(Records contained in a dataset)
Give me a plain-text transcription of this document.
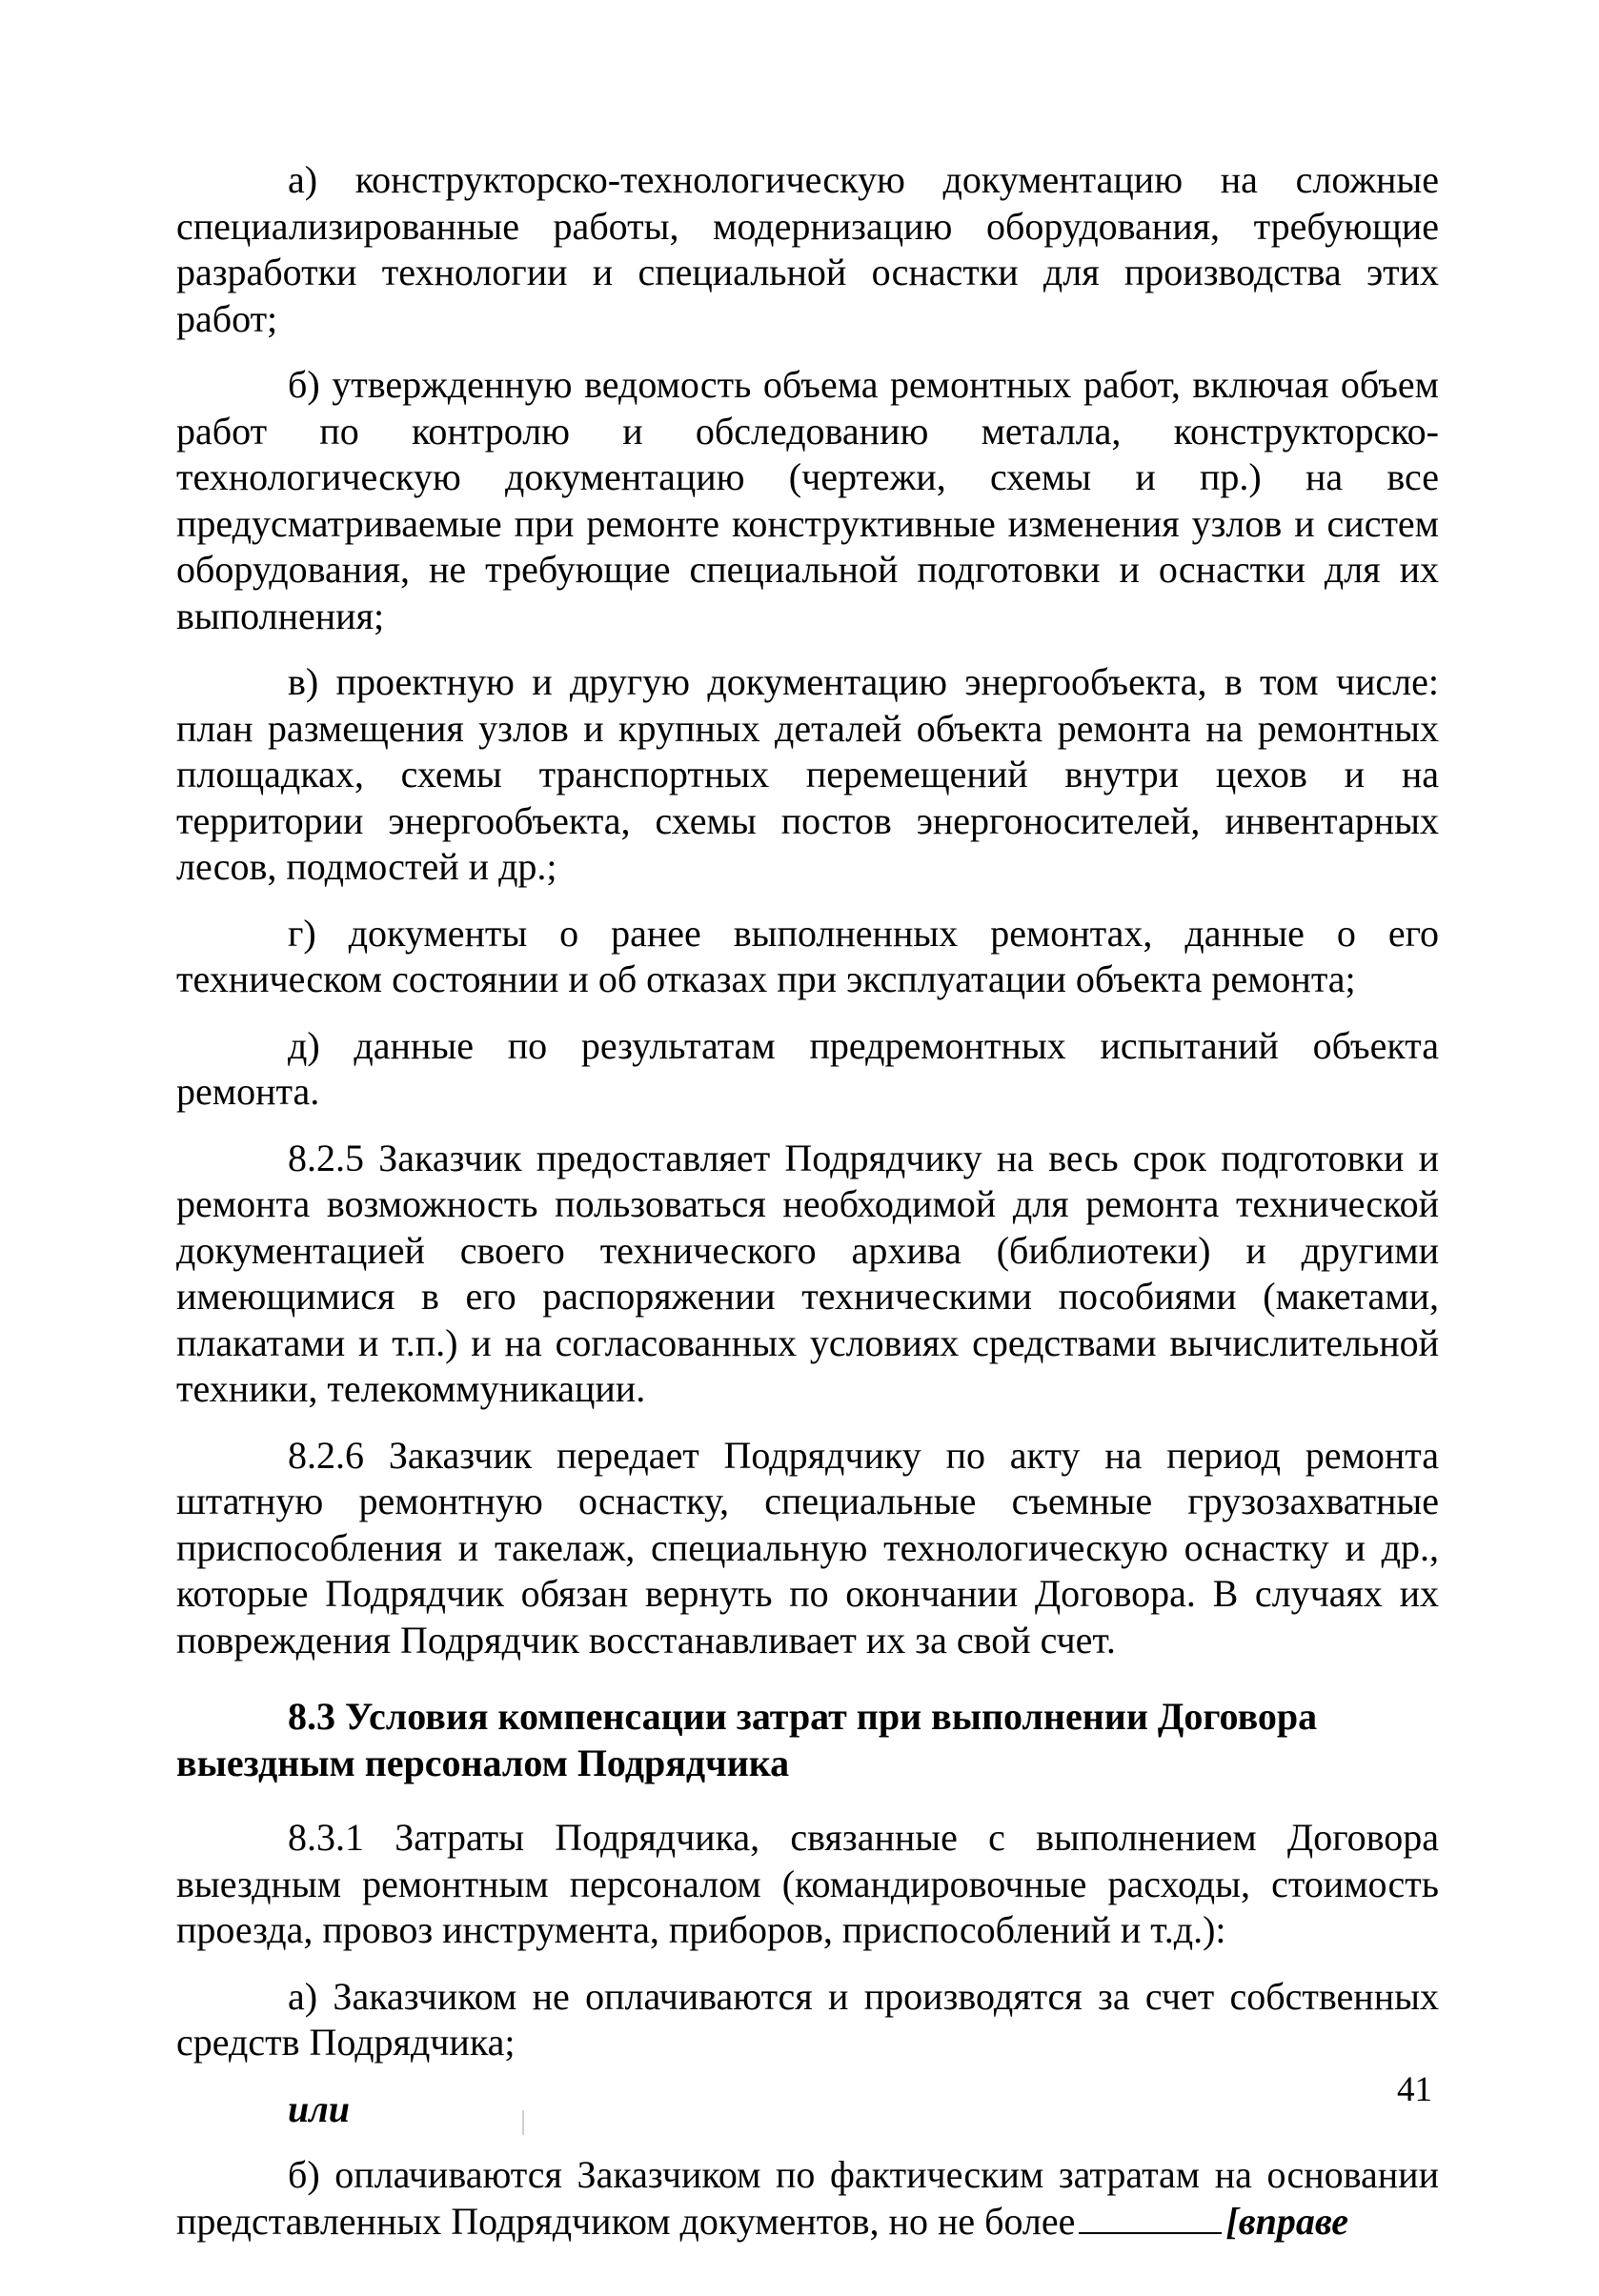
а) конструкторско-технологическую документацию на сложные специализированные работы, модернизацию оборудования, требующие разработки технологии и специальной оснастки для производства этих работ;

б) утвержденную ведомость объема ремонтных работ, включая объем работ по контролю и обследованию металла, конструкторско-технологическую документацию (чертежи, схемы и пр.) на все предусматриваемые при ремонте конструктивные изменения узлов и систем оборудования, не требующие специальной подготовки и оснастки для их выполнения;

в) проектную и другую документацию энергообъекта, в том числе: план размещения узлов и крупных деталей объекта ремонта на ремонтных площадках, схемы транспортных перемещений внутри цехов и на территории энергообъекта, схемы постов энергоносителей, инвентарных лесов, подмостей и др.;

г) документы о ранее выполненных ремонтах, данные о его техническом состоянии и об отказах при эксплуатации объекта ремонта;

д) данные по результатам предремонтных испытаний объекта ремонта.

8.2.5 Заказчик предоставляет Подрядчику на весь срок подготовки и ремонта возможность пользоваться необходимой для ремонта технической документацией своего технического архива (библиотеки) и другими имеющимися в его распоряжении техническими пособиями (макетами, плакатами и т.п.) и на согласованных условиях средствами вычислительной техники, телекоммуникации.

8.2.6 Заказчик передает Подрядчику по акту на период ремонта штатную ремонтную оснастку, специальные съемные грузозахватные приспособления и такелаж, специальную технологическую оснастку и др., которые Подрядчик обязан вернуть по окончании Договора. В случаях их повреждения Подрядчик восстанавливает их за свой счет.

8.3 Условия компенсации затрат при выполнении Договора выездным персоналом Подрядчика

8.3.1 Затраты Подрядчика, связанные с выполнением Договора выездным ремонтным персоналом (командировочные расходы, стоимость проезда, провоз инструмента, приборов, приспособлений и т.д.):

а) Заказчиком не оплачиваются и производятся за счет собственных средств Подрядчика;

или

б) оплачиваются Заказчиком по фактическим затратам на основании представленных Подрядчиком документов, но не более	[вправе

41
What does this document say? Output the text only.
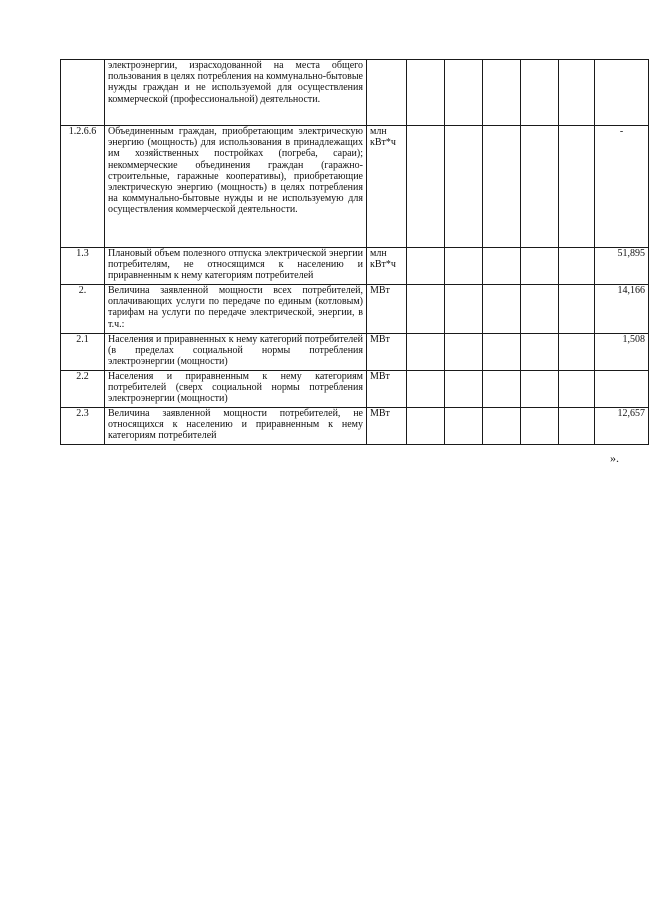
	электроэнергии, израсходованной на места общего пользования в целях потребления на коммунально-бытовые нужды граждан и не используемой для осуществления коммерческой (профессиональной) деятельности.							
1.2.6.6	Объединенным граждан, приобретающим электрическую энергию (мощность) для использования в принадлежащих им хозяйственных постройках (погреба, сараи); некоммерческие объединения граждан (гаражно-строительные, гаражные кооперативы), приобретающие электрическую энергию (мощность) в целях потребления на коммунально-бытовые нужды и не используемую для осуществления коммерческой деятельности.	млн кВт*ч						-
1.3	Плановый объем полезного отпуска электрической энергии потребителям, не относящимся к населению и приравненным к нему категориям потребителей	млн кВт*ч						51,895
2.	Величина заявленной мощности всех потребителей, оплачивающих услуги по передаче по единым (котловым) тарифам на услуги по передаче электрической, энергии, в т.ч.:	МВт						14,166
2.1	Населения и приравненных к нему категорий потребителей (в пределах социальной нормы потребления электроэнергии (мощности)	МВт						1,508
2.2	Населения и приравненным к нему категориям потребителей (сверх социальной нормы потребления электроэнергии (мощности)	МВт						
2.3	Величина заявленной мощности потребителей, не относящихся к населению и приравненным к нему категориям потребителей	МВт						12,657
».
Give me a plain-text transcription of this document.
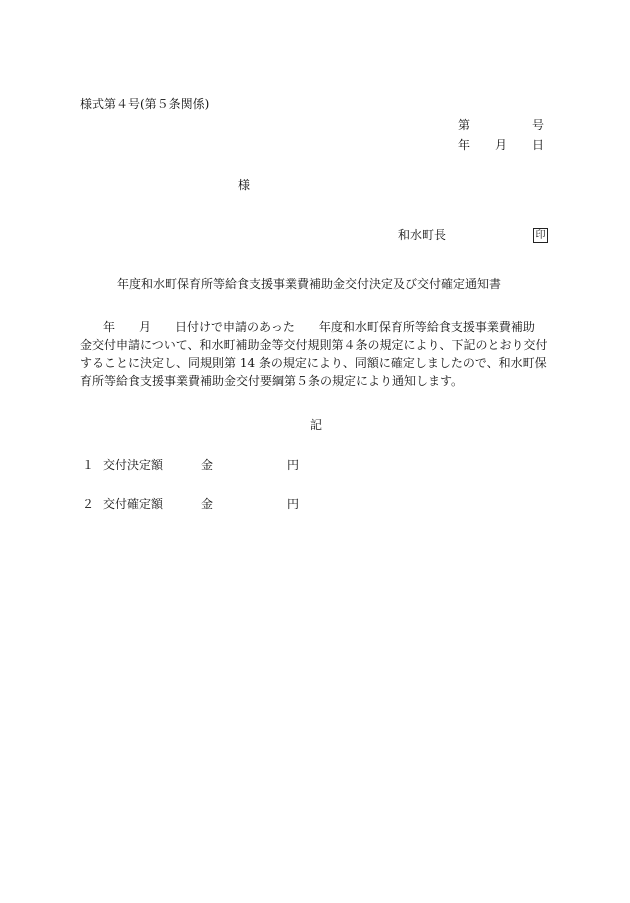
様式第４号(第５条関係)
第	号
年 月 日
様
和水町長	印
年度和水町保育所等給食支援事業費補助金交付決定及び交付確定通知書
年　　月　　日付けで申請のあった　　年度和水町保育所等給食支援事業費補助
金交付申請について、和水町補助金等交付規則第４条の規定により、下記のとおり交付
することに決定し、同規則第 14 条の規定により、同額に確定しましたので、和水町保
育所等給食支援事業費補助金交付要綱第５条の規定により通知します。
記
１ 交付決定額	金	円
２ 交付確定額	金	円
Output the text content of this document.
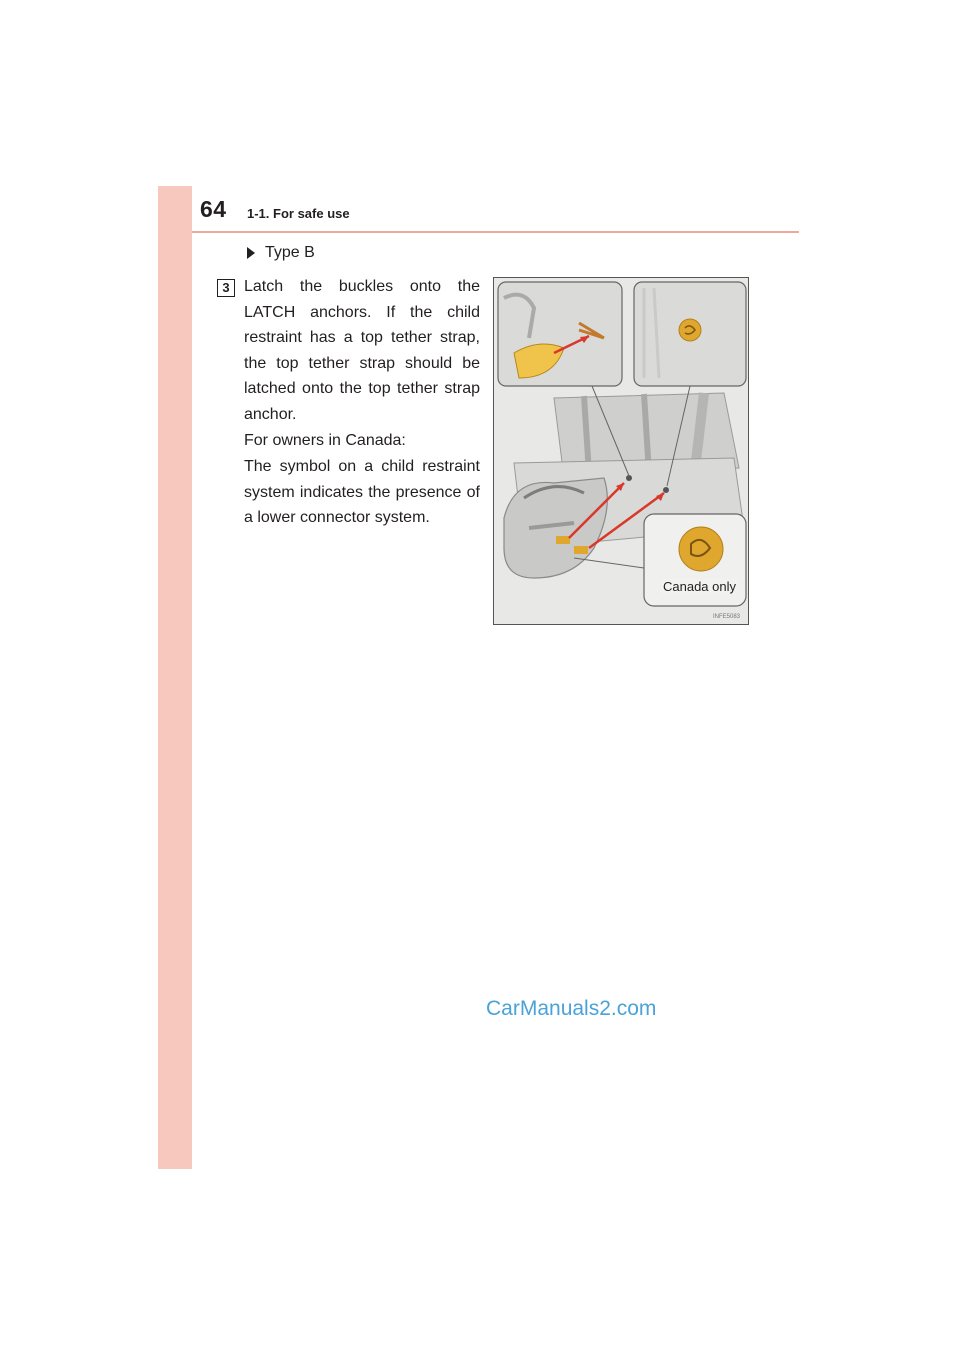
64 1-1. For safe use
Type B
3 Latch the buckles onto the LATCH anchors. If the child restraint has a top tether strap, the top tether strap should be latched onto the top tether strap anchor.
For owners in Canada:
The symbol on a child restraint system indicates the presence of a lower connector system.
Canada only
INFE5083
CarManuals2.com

▶ **Directions**: Copy out every line in the entries above that holds "выездным".

▶ **The reply**:
8.3 Условия компенсации затрат при выполнении Договора выездным персоналом Подрядчика
8.3.1 Затраты Подрядчика, связанные с выполнением Договора выездным ремонтным персоналом (командировочные расходы, стоимость проезда, провоз инструмента, приборов, приспособлений и т.д.):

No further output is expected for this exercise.